# The request:
Pictures in the data below are not part of the copy; transcribe everything else exactly.

[Stored data]
--- BEGIN ---

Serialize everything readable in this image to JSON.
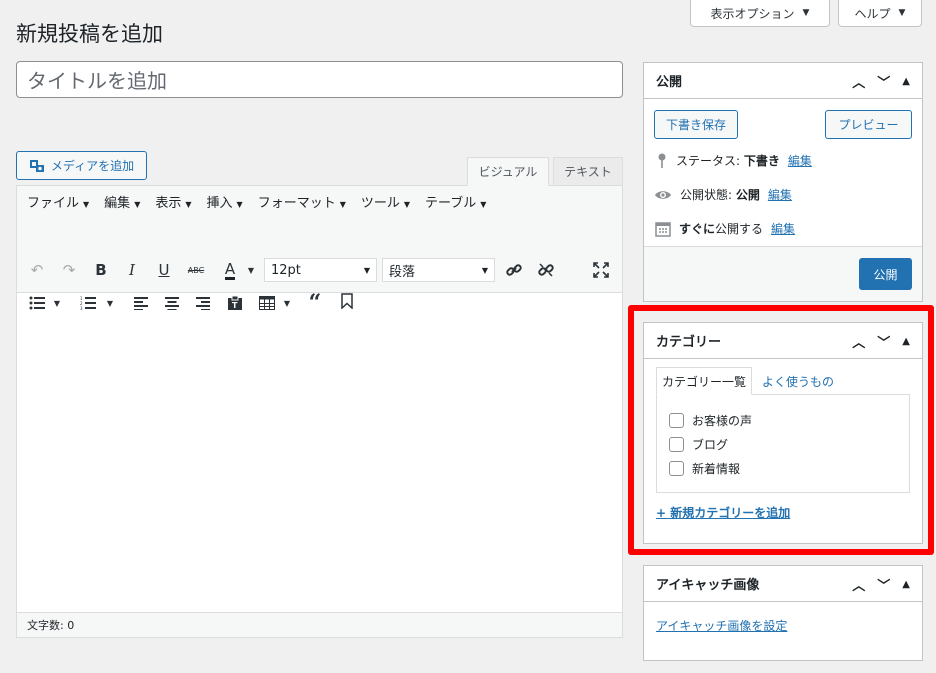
{
  "header": {
    "screen_options": "表示オプション",
    "help": "ヘルプ",
    "page_title": "新規投稿を追加"
  },
  "editor": {
    "title_placeholder": "タイトルを追加",
    "media_button": "メディアを追加",
    "tab_visual": "ビジュアル",
    "tab_text": "テキスト",
    "menu": [
      "ファイル",
      "編集",
      "表示",
      "挿入",
      "フォーマット",
      "ツール",
      "テーブル"
    ],
    "font_size": "12pt",
    "format": "段落",
    "word_count": "文字数: 0"
  },
  "publish": {
    "title": "公開",
    "save_draft": "下書き保存",
    "preview": "プレビュー",
    "status_label": "ステータス: ",
    "status_value": "下書き",
    "visibility_label": "公開状態: ",
    "visibility_value": "公開",
    "schedule_bold": "すぐに",
    "schedule_text": "公開する",
    "edit_link": "編集",
    "publish_button": "公開"
  },
  "category": {
    "title": "カテゴリー",
    "tab_all": "カテゴリー一覧",
    "tab_popular": "よく使うもの",
    "items": [
      "お客様の声",
      "ブログ",
      "新着情報"
    ],
    "add_new": "+ 新規カテゴリーを追加"
  },
  "featured": {
    "title": "アイキャッチ画像",
    "set_link": "アイキャッチ画像を設定"
  },
  "colors": {
    "accent": "#2271b1",
    "highlight": "#ff0000"
  }
}
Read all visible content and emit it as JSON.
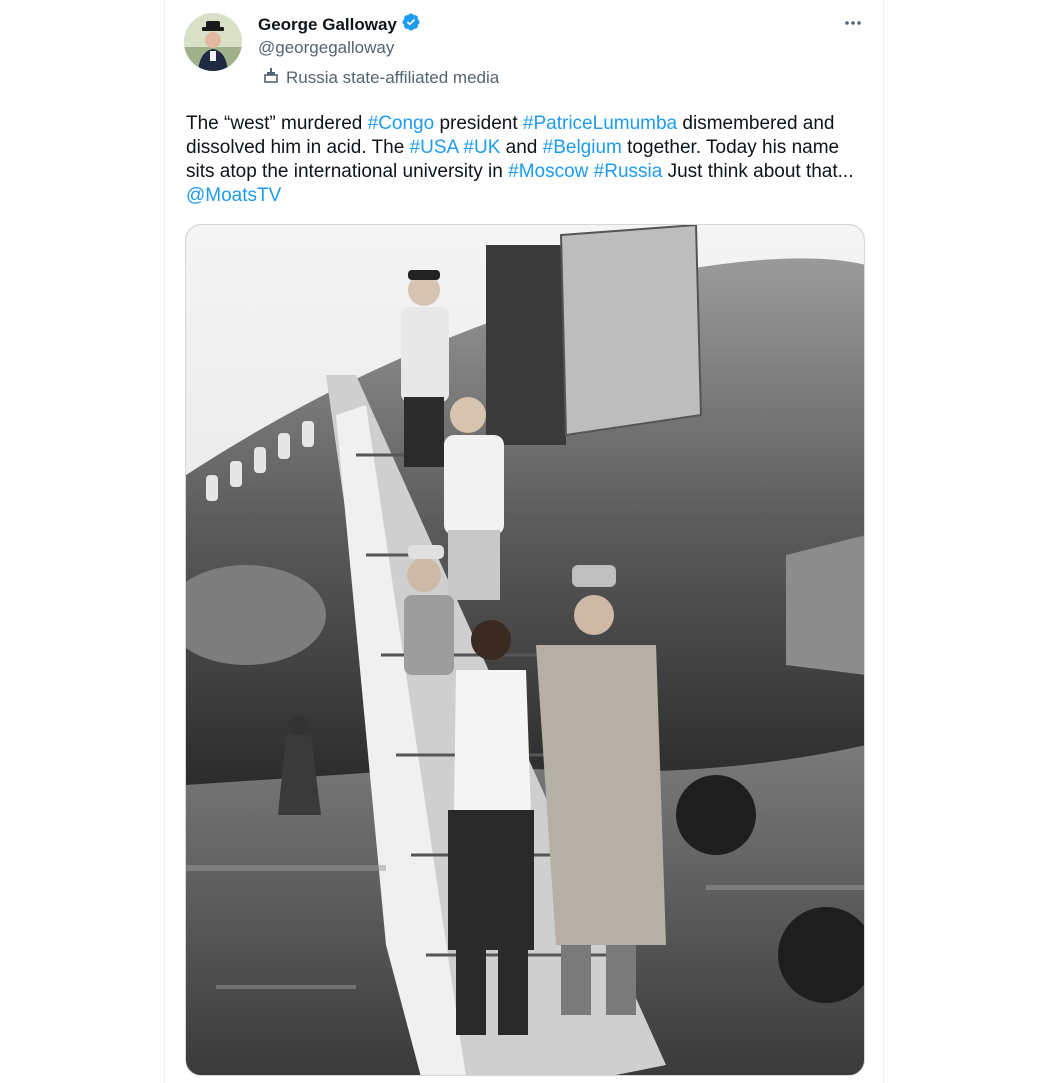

--- END ---

# Output of the task:
Serialize everything readable in this image to JSON.
{
  "header": {
    "screen_options": "表示オプション",
    "help": "ヘルプ",
    "page_title": "新規投稿を追加"
  },
  "editor": {
    "title_placeholder": "タイトルを追加",
    "media_button": "メディアを追加",
    "tab_visual": "ビジュアル",
    "tab_text": "テキスト",
    "menu": [
      "ファイル",
      "編集",
      "表示",
      "挿入",
      "フォーマット",
      "ツール",
      "テーブル"
    ],
    "font_size": "12pt",
    "format": "段落",
    "word_count": "文字数: 0"
  },
  "publish": {
    "title": "公開",
    "save_draft": "下書き保存",
    "preview": "プレビュー",
    "status_label": "ステータス: ",
    "status_value": "下書き",
    "visibility_label": "公開状態: ",
    "visibility_value": "公開",
    "schedule_bold": "すぐに",
    "schedule_text": "公開する",
    "edit_link": "編集",
    "publish_button": "公開"
  },
  "category": {
    "title": "カテゴリー",
    "tab_all": "カテゴリー一覧",
    "tab_popular": "よく使うもの",
    "items": [
      "お客様の声",
      "ブログ",
      "新着情報"
    ],
    "add_new": "+ 新規カテゴリーを追加"
  },
  "featured": {
    "title": "アイキャッチ画像",
    "set_link": "アイキャッチ画像を設定"
  },
  "colors": {
    "accent": "#2271b1",
    "highlight": "#ff0000"
  }
}
Read all visible content and emit it as JSON.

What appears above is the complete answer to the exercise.